Task to carry out —
Everything from the line holding "Give me a plain-text" to the end of the listing below should be copied exactly, line for line, minus the pictures.

Given information —
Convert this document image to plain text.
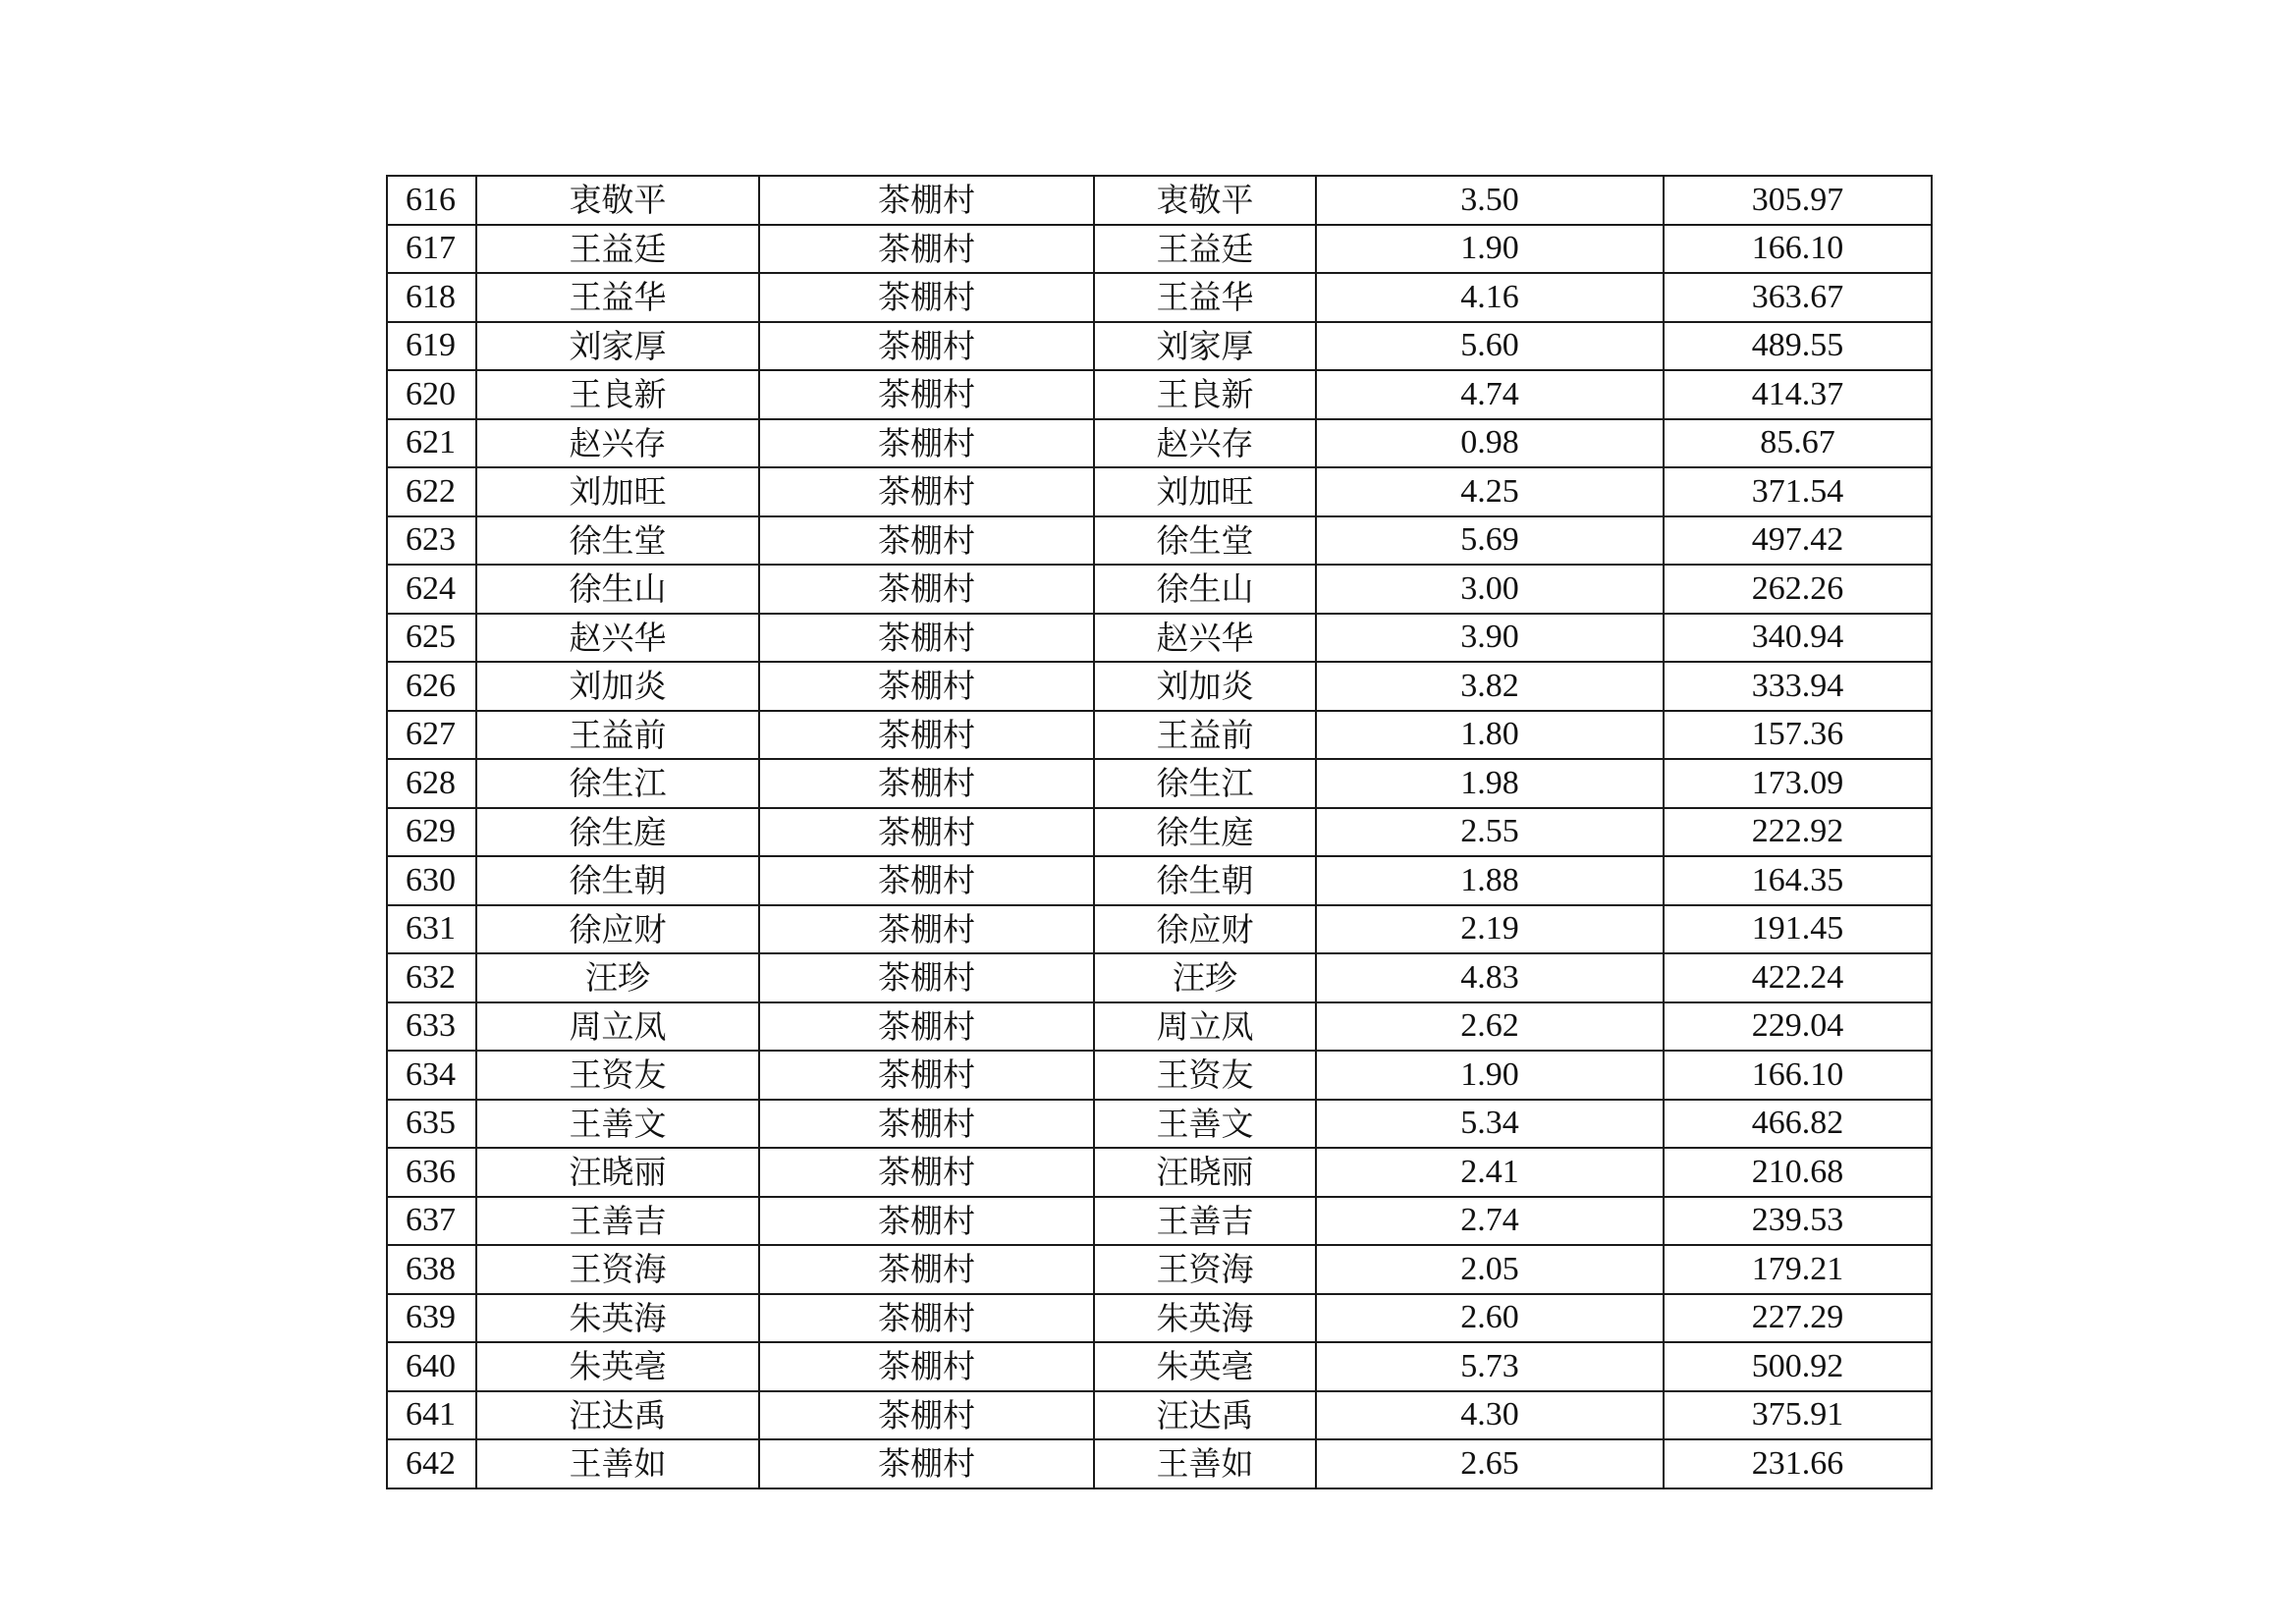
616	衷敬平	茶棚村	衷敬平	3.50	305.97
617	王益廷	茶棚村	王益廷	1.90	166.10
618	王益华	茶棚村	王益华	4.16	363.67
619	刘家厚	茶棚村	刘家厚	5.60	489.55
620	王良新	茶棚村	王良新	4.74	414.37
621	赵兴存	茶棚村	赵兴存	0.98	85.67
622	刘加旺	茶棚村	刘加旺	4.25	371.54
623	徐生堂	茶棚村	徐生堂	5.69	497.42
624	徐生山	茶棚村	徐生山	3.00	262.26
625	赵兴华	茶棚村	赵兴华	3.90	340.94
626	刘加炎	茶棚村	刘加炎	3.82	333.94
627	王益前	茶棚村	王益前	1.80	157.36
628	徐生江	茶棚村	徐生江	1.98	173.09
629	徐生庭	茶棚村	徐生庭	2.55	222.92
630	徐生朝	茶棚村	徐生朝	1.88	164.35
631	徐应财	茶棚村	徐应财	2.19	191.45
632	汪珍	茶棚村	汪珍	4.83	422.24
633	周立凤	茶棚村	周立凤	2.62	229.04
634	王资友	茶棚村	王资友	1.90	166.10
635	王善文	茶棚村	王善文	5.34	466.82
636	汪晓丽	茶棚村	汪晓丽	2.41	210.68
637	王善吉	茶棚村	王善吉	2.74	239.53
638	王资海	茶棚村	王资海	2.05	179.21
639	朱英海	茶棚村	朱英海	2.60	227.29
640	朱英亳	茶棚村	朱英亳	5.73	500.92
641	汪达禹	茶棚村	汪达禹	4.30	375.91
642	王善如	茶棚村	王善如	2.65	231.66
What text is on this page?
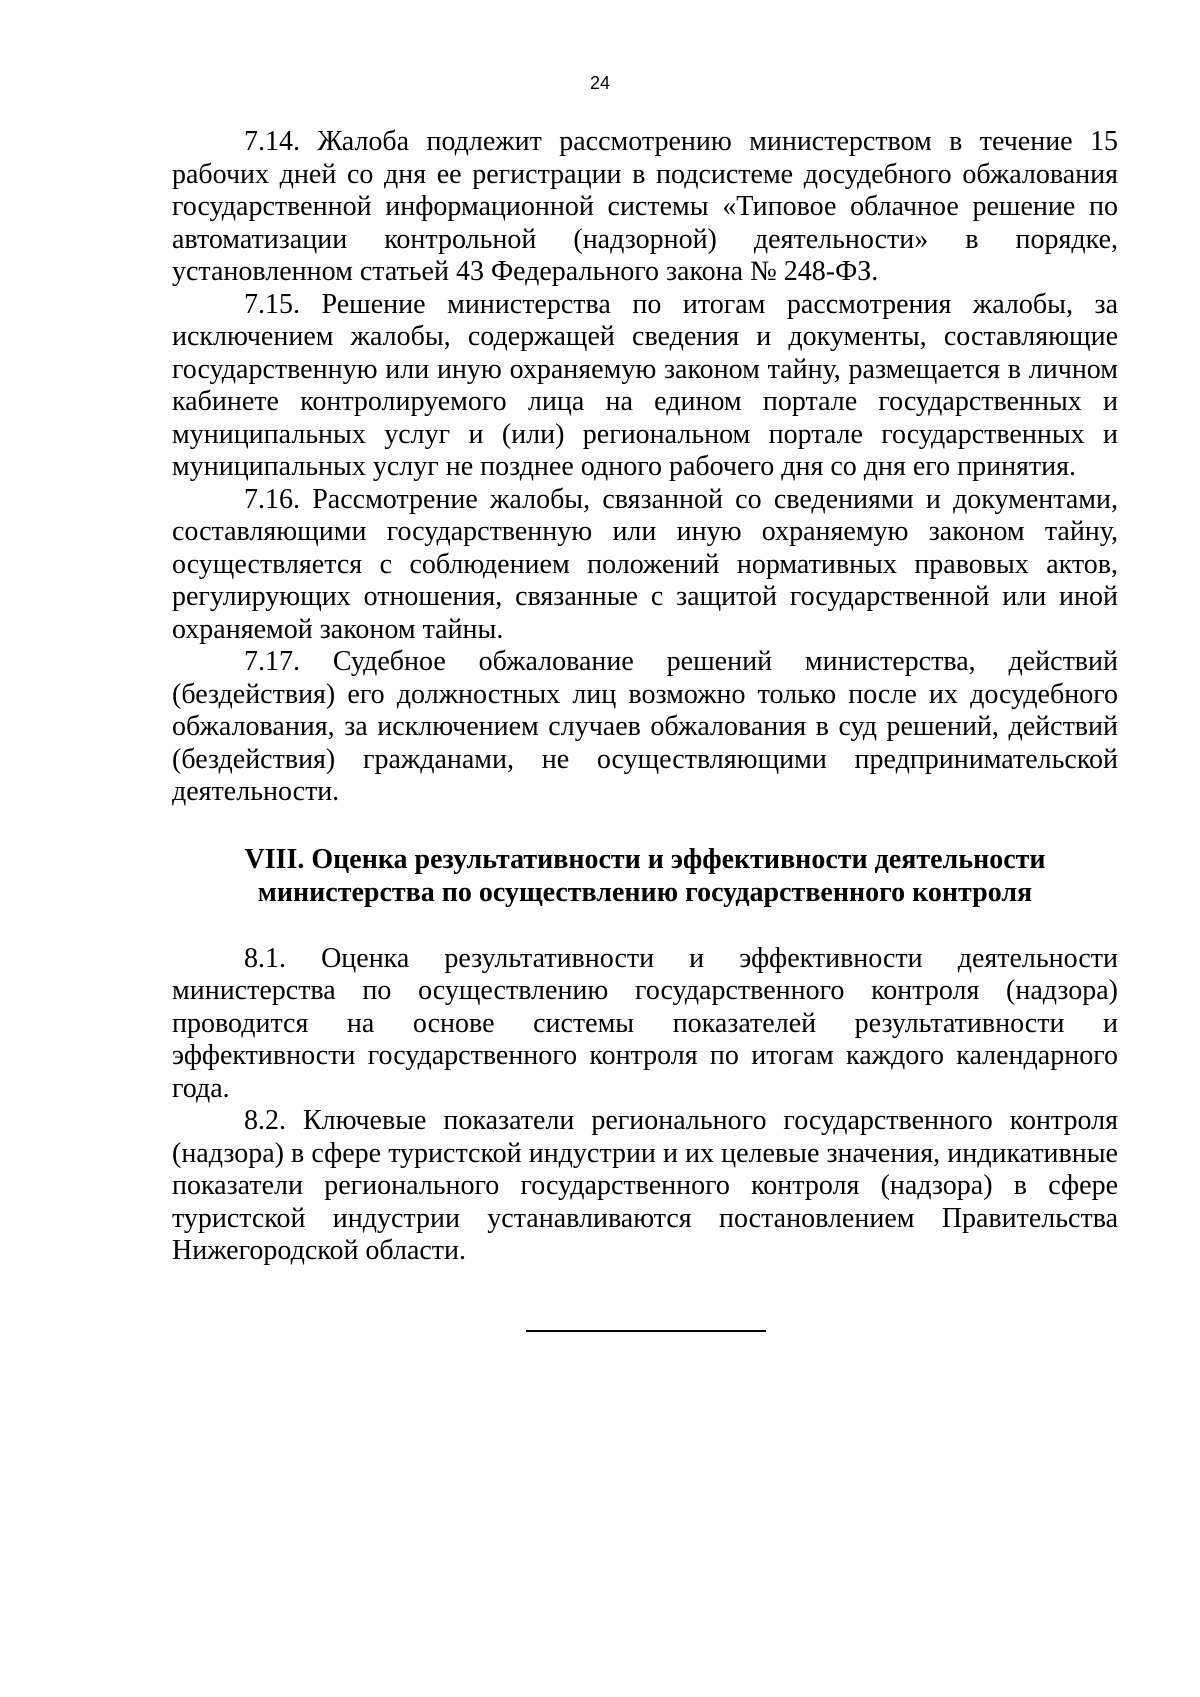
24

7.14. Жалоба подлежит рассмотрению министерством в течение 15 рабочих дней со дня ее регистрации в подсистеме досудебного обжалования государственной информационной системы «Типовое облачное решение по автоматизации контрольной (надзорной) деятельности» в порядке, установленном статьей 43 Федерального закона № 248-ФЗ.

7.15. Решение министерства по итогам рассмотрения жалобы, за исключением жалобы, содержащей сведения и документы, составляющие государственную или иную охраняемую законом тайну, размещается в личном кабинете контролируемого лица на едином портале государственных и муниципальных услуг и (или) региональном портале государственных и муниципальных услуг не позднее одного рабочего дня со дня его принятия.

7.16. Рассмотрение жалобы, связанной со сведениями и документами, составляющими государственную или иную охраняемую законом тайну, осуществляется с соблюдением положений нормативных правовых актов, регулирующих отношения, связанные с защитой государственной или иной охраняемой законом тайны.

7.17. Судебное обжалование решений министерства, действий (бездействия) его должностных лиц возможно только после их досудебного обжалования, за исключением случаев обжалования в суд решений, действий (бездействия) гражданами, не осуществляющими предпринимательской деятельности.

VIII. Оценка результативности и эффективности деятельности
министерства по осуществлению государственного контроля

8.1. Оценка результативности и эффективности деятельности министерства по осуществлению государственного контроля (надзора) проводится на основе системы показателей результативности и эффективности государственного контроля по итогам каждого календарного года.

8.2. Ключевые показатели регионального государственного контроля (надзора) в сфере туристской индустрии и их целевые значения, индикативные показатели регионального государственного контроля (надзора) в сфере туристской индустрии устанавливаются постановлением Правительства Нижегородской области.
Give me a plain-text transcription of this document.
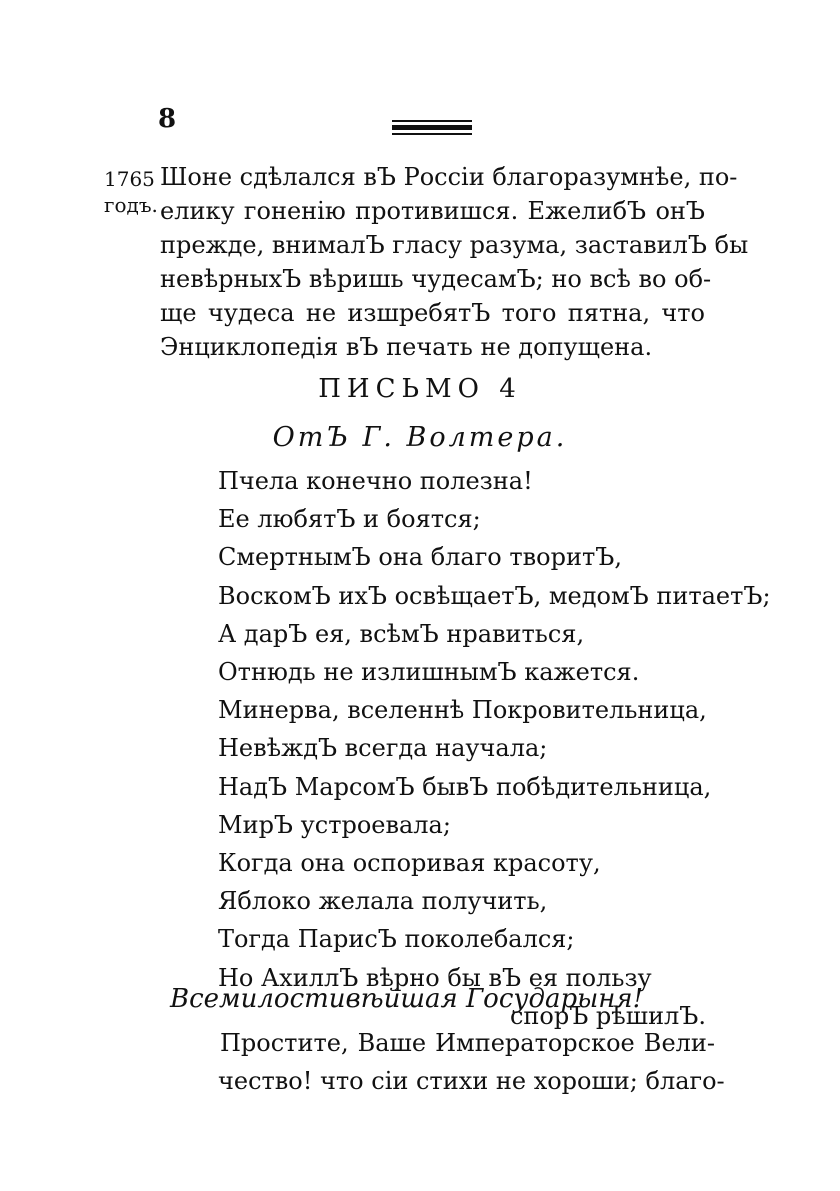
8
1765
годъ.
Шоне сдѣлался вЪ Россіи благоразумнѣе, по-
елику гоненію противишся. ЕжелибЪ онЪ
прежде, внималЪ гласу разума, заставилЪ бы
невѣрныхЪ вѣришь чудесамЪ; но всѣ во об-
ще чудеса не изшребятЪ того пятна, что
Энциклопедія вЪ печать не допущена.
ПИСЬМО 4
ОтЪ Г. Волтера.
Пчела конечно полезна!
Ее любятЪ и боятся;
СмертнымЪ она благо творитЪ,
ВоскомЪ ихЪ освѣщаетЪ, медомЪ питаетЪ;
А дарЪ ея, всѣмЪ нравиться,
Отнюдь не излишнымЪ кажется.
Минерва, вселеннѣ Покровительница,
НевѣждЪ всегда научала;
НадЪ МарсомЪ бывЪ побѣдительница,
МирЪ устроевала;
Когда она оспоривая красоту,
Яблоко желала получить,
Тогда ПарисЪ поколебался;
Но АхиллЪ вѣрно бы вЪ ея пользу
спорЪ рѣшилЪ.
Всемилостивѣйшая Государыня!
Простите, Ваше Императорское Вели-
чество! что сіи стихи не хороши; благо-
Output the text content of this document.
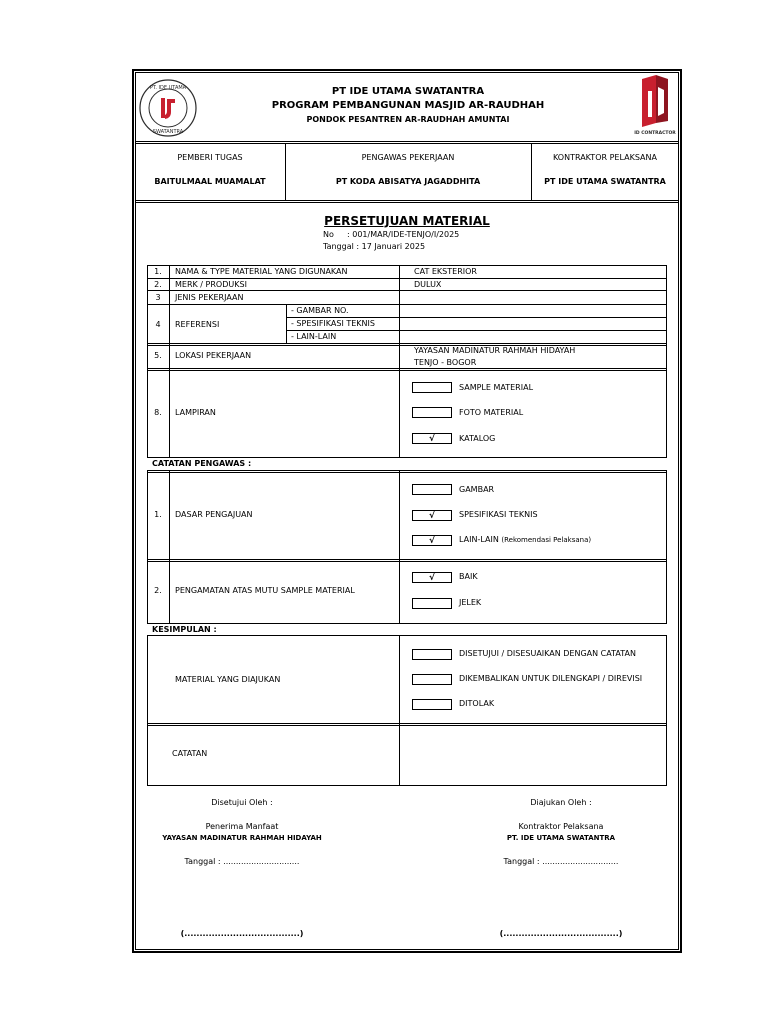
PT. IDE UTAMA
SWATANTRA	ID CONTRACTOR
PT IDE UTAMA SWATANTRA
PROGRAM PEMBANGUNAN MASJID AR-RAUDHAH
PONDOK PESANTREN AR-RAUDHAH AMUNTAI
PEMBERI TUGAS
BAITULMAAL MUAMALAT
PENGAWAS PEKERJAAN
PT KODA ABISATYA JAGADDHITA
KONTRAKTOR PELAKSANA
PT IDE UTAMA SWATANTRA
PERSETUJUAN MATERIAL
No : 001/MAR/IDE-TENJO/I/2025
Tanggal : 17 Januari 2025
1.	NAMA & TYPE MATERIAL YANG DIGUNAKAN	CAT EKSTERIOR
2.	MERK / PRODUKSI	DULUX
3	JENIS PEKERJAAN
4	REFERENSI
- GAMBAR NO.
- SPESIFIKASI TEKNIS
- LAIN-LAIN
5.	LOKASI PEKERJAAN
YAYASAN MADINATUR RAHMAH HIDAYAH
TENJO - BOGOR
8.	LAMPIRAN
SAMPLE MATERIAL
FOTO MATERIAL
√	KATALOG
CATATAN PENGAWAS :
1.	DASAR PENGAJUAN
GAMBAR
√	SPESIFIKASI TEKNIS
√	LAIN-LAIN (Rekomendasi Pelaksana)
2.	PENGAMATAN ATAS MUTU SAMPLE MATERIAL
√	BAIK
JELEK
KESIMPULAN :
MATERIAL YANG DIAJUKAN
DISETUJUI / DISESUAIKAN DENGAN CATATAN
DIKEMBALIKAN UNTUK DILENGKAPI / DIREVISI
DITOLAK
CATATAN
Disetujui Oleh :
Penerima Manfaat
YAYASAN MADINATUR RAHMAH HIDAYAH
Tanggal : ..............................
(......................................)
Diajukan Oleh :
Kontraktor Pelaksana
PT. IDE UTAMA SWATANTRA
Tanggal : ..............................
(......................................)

Written reply —
Give me a plain-text transcription of this document.
8
1765
годъ.
Шоне сдѣлался вЪ Россіи благоразумнѣе, по-
елику гоненію противишся. ЕжелибЪ онЪ
прежде, внималЪ гласу разума, заставилЪ бы
невѣрныхЪ вѣришь чудесамЪ; но всѣ во об-
ще чудеса не изшребятЪ того пятна, что
Энциклопедія вЪ печать не допущена.
ПИСЬМО 4
ОтЪ Г. Волтера.
Пчела конечно полезна!
Ее любятЪ и боятся;
СмертнымЪ она благо творитЪ,
ВоскомЪ ихЪ освѣщаетЪ, медомЪ питаетЪ;
А дарЪ ея, всѣмЪ нравиться,
Отнюдь не излишнымЪ кажется.
Минерва, вселеннѣ Покровительница,
НевѣждЪ всегда научала;
НадЪ МарсомЪ бывЪ побѣдительница,
МирЪ устроевала;
Когда она оспоривая красоту,
Яблоко желала получить,
Тогда ПарисЪ поколебался;
Но АхиллЪ вѣрно бы вЪ ея пользу
спорЪ рѣшилЪ.
Всемилостивѣйшая Государыня!
Простите, Ваше Императорское Вели-
чество! что сіи стихи не хороши; благо-
Output the text content of this document.
PT. IDE UTAMA
SWATANTRA	ID CONTRACTOR
PT IDE UTAMA SWATANTRA
PROGRAM PEMBANGUNAN MASJID AR-RAUDHAH
PONDOK PESANTREN AR-RAUDHAH AMUNTAI
PEMBERI TUGAS
BAITULMAAL MUAMALAT
PENGAWAS PEKERJAAN
PT KODA ABISATYA JAGADDHITA
KONTRAKTOR PELAKSANA
PT IDE UTAMA SWATANTRA
PERSETUJUAN MATERIAL
No : 001/MAR/IDE-TENJO/I/2025
Tanggal : 17 Januari 2025
1.	NAMA & TYPE MATERIAL YANG DIGUNAKAN	CAT EKSTERIOR
2.	MERK / PRODUKSI	DULUX
3	JENIS PEKERJAAN
4	REFERENSI
- GAMBAR NO.
- SPESIFIKASI TEKNIS
- LAIN-LAIN
5.	LOKASI PEKERJAAN
YAYASAN MADINATUR RAHMAH HIDAYAH
TENJO - BOGOR
8.	LAMPIRAN
SAMPLE MATERIAL
FOTO MATERIAL
√	KATALOG
CATATAN PENGAWAS :
1.	DASAR PENGAJUAN
GAMBAR
√	SPESIFIKASI TEKNIS
√	LAIN-LAIN (Rekomendasi Pelaksana)
2.	PENGAMATAN ATAS MUTU SAMPLE MATERIAL
√	BAIK
JELEK
KESIMPULAN :
MATERIAL YANG DIAJUKAN
DISETUJUI / DISESUAIKAN DENGAN CATATAN
DIKEMBALIKAN UNTUK DILENGKAPI / DIREVISI
DITOLAK
CATATAN
Disetujui Oleh :
Penerima Manfaat
YAYASAN MADINATUR RAHMAH HIDAYAH
Tanggal : ..............................
(......................................)
Diajukan Oleh :
Kontraktor Pelaksana
PT. IDE UTAMA SWATANTRA
Tanggal : ..............................
(......................................)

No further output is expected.